**DO THIS**
Tally up the lines carrying the string "uriContains" and respond with only the resulting number.

Stored data entries
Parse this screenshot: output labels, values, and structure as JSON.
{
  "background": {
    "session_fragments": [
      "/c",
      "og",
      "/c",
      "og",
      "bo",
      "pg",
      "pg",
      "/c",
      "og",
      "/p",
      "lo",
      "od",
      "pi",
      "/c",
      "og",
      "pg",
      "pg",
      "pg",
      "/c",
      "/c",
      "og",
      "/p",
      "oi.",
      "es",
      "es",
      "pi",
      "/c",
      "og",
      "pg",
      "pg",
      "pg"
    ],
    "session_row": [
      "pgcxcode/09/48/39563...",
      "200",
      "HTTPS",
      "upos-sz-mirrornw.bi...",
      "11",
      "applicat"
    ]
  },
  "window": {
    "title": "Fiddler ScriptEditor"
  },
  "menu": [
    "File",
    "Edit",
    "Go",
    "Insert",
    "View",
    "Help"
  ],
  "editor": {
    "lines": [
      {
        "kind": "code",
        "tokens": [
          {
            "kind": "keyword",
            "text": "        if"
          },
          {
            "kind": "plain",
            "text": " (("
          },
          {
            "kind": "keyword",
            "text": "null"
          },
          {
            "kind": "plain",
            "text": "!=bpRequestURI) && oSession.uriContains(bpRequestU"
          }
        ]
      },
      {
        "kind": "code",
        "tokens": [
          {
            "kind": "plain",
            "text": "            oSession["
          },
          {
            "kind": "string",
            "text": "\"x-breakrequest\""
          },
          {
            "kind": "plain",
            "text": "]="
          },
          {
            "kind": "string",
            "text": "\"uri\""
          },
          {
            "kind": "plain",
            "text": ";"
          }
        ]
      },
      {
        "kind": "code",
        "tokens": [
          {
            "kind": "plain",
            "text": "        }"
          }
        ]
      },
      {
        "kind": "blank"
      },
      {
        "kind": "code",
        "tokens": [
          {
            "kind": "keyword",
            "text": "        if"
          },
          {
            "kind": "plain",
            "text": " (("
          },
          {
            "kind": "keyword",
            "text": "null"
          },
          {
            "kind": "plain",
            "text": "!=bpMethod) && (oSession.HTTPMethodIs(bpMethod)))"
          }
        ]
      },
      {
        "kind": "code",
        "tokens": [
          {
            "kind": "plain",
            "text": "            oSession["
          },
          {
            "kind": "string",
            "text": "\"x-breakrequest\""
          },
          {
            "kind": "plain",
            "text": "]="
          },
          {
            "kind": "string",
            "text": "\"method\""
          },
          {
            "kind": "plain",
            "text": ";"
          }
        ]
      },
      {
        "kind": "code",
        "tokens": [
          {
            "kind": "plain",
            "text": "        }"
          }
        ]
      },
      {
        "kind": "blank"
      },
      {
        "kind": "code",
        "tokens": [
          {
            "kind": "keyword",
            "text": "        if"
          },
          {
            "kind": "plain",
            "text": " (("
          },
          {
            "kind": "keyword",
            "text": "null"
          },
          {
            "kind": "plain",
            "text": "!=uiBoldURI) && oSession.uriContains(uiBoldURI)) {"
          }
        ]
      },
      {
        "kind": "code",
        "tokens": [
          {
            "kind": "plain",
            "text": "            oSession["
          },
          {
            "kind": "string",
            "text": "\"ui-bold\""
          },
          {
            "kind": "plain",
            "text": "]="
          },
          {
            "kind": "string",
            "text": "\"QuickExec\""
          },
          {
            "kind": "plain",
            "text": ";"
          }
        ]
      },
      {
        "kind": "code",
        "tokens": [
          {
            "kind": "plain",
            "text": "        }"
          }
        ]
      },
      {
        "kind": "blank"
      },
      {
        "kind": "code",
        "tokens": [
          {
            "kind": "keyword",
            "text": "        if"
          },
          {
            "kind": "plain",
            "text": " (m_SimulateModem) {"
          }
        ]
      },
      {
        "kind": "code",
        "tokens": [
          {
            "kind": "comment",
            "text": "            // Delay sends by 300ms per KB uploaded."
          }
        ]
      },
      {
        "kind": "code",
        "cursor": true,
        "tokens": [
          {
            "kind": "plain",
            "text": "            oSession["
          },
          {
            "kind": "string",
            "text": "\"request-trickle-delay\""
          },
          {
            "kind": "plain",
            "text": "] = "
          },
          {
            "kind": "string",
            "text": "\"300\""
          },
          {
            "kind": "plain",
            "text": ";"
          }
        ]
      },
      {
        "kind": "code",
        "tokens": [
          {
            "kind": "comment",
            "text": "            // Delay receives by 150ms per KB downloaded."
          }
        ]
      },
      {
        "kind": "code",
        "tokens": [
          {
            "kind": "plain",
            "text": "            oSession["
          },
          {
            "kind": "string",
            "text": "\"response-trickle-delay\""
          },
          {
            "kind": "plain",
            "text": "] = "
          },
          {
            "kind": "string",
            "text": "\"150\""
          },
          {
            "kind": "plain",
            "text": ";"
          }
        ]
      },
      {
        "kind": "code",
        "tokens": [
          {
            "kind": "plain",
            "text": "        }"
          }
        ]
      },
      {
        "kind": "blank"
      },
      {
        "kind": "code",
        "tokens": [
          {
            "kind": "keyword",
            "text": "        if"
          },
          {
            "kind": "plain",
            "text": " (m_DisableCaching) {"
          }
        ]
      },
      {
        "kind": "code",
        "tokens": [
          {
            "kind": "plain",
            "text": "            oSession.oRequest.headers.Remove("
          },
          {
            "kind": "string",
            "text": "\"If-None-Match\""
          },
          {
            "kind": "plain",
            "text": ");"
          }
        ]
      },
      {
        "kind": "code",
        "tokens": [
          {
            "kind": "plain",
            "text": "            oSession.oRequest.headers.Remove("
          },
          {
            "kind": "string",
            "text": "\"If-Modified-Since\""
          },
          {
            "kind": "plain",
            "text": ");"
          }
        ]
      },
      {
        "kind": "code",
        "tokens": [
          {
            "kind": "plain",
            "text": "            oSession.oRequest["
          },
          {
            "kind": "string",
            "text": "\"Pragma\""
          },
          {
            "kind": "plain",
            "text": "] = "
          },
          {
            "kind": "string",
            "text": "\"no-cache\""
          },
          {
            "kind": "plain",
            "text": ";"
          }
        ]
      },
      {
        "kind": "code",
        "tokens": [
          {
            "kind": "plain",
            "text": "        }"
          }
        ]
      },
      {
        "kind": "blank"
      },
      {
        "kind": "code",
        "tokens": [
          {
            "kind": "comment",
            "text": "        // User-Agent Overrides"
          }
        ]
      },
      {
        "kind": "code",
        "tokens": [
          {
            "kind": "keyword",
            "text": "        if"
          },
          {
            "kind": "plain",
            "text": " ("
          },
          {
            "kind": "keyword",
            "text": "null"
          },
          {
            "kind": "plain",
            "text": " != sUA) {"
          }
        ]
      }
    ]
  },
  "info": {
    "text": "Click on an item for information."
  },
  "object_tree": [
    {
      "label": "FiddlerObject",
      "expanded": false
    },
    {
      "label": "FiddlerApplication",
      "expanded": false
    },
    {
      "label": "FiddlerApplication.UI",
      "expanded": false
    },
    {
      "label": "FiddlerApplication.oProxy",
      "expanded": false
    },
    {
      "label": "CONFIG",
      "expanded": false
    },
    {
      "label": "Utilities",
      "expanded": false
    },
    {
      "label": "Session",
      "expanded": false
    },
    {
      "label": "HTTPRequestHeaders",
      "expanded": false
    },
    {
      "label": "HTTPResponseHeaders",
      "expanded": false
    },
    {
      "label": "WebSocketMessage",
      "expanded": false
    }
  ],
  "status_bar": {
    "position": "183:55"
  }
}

**TASK RESULT**
2